WORK TO BE COMPLETED: Look below and pull out each line with the word "งคมค".
(begin)
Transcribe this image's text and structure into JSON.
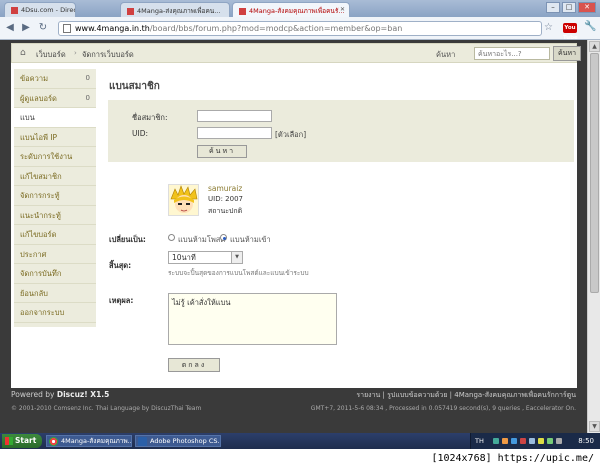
{
  "browser": {
    "tabs": [
      {
        "label": "4Dsu.com - Direct Anime D..."
      },
      {
        "label": "4Manga-ส่งคุณภาพเพื่อคน..."
      },
      {
        "label": "4Manga-สังคมคุณภาพเพื่อคนรั..."
      }
    ],
    "url_host": "www.4manga.in.th",
    "url_path": "/board/bbs/forum.php?mod=modcp&action=member&op=ban",
    "youtube_label": "You Tube"
  },
  "breadcrumb": {
    "item1": "เว็บบอร์ด",
    "separator": "›",
    "item2": "จัดการเว็บบอร์ด",
    "search_label": "ค้นหา",
    "search_placeholder": "ค้นหาอะไร...?",
    "search_button": "ค้นหา"
  },
  "sidebar": {
    "items": [
      {
        "label": "ข้อความ",
        "count": "0"
      },
      {
        "label": "ผู้ดูแลบอร์ด",
        "count": "0"
      },
      {
        "label": "แบน",
        "count": ""
      },
      {
        "label": "แบนไอพี IP",
        "count": ""
      },
      {
        "label": "ระดับการใช้งาน",
        "count": ""
      },
      {
        "label": "แก้ไขสมาชิก",
        "count": ""
      },
      {
        "label": "จัดการกระทู้",
        "count": ""
      },
      {
        "label": "แนะนำกระทู้",
        "count": ""
      },
      {
        "label": "แก้ไขบอร์ด",
        "count": ""
      },
      {
        "label": "ประกาศ",
        "count": ""
      },
      {
        "label": "จัดการบันทึก",
        "count": ""
      },
      {
        "label": "ย้อนกลับ",
        "count": ""
      },
      {
        "label": "ออกจากระบบ",
        "count": ""
      }
    ]
  },
  "main": {
    "title": "แบนสมาชิก",
    "username_label": "ชื่อสมาชิก:",
    "uid_label": "UID:",
    "uid_link": "[ตัวเลือก]",
    "search_button": "ค้นหา",
    "user": {
      "name": "samuraiz",
      "uid": "UID: 2007",
      "status": "สถานะปกติ"
    },
    "change_label": "เปลี่ยนเป็น:",
    "radio_option1": "แบนห้ามโพสต์",
    "radio_option2": "แบนห้ามเข้า",
    "expire_label": "สิ้นสุด:",
    "expire_value": "10นาที",
    "expire_hint": "ระบบจะปิ้นสุดของการแบนโพสต์และแบนเข้าระบบ",
    "reason_label": "เหตุผล:",
    "reason_value": "ไม่รู้ เค้าสั่งให้แบน",
    "submit_button": "ตกลง"
  },
  "footer": {
    "powered_prefix": "Powered by ",
    "powered_brand": "Discuz! X1.5",
    "copyright": "© 2001-2010 Comsenz Inc. Thai Language by DiscuzThai Team",
    "links": "รายงาน  |  รูปแบบข้อความด้วย  |  4Manga-สังคมคุณภาพเพื่อคนรักการ์ตูน",
    "stats": "GMT+7, 2011-5-6 08:34 , Processed in 0.057419 second(s), 9 queries , Eaccelerator On."
  },
  "taskbar": {
    "start": "Start",
    "item1": "4Manga-สังคมคุณภาพ...",
    "item2": "Adobe Photoshop CS...",
    "lang": "TH",
    "clock": "8:50"
  },
  "watermark": "[1024x768] https://upic.me/"
}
(end)
SOLUTION TO THE EXERCISE:
        "label": "4Manga-สังคมคุณภาพเพื่อคนรั..."
    "links": "รายงาน  |  รูปแบบข้อความด้วย  |  4Manga-สังคมคุณภาพเพื่อคนรักการ์ตูน",
    "item1": "4Manga-สังคมคุณภาพ...",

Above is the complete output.